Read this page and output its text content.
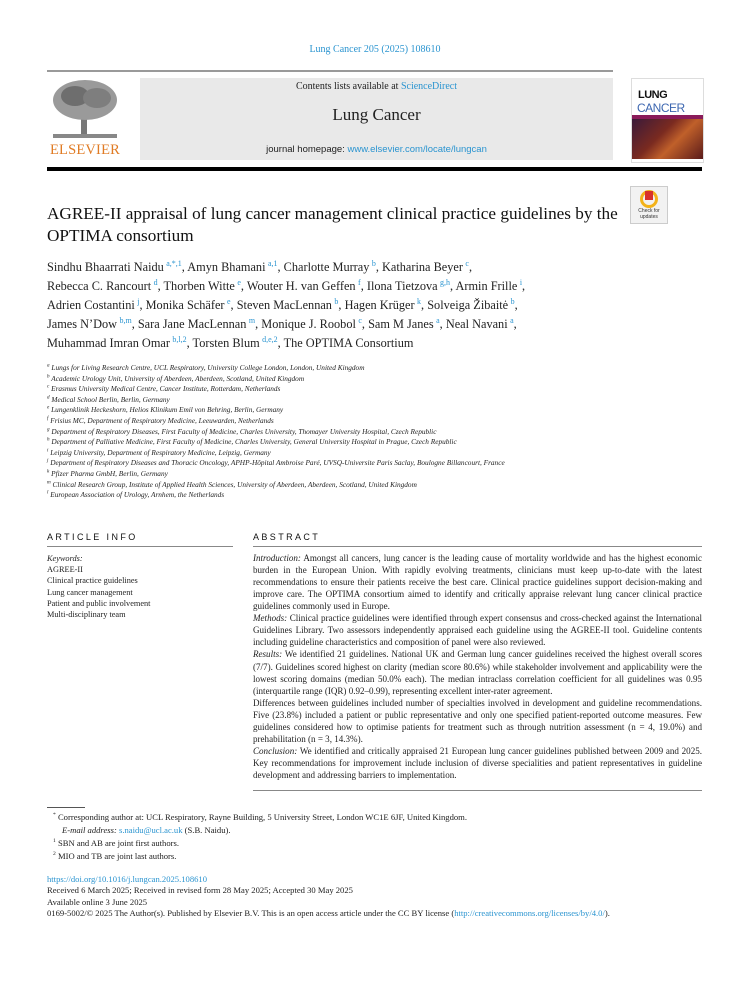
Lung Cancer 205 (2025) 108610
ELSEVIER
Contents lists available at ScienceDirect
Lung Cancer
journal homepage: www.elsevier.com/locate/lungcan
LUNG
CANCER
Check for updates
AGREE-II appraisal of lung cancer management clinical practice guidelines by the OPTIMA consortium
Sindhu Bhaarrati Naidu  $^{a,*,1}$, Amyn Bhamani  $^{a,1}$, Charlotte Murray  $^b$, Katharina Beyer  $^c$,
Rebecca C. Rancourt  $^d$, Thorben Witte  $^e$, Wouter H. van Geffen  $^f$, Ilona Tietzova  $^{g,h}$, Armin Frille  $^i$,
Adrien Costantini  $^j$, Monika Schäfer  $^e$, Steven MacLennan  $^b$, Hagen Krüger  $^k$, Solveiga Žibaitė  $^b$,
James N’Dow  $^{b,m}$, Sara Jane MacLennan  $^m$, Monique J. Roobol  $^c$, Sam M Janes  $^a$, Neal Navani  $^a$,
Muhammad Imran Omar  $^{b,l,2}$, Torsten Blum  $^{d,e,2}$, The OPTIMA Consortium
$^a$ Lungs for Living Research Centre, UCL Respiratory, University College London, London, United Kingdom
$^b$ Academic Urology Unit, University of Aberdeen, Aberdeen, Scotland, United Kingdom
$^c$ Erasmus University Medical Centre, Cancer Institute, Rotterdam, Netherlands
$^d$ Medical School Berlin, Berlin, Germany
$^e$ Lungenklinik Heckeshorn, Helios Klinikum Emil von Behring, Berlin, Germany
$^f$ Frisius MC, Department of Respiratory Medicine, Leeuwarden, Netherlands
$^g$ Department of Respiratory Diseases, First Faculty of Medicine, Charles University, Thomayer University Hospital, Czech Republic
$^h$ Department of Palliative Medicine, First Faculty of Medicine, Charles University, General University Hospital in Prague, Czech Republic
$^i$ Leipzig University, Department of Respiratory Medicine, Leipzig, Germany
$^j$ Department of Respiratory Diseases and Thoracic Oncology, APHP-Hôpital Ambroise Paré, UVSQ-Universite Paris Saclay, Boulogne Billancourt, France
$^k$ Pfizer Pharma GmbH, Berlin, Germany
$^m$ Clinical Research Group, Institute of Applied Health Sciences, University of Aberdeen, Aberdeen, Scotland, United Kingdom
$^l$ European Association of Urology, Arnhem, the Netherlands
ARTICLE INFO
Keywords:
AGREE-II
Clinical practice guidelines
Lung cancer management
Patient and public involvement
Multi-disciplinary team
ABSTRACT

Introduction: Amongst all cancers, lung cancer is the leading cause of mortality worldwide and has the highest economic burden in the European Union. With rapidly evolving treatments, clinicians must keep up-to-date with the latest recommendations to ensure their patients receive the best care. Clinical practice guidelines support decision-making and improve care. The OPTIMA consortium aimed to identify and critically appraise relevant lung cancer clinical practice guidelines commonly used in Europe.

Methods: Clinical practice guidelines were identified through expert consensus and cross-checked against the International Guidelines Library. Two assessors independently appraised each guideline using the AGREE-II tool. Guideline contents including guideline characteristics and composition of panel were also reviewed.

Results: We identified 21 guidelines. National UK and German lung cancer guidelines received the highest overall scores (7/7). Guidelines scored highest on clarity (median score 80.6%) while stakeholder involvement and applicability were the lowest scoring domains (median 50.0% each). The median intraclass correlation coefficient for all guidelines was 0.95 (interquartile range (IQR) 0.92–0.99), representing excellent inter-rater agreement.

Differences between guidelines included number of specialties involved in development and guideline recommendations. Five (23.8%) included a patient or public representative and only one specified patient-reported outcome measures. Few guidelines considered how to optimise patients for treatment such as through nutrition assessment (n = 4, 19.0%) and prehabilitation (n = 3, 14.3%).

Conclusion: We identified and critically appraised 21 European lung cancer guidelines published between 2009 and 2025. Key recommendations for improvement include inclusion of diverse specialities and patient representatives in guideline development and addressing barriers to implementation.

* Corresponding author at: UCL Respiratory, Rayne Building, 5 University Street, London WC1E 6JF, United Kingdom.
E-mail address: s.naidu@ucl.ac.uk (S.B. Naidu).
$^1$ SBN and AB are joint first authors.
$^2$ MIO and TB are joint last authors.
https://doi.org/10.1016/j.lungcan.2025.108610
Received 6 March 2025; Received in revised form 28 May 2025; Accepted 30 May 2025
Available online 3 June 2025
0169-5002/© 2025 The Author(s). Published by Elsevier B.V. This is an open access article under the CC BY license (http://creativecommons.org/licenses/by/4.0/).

|---|

Exercise requirements -
Check all the records above and select each line where the string "Aberdeen" is found.

Task answer -
$^b$ Academic Urology Unit, University of Aberdeen, Aberdeen, Scotland, United Kingdom
$^m$ Clinical Research Group, Institute of Applied Health Sciences, University of Aberdeen, Aberdeen, Scotland, United Kingdom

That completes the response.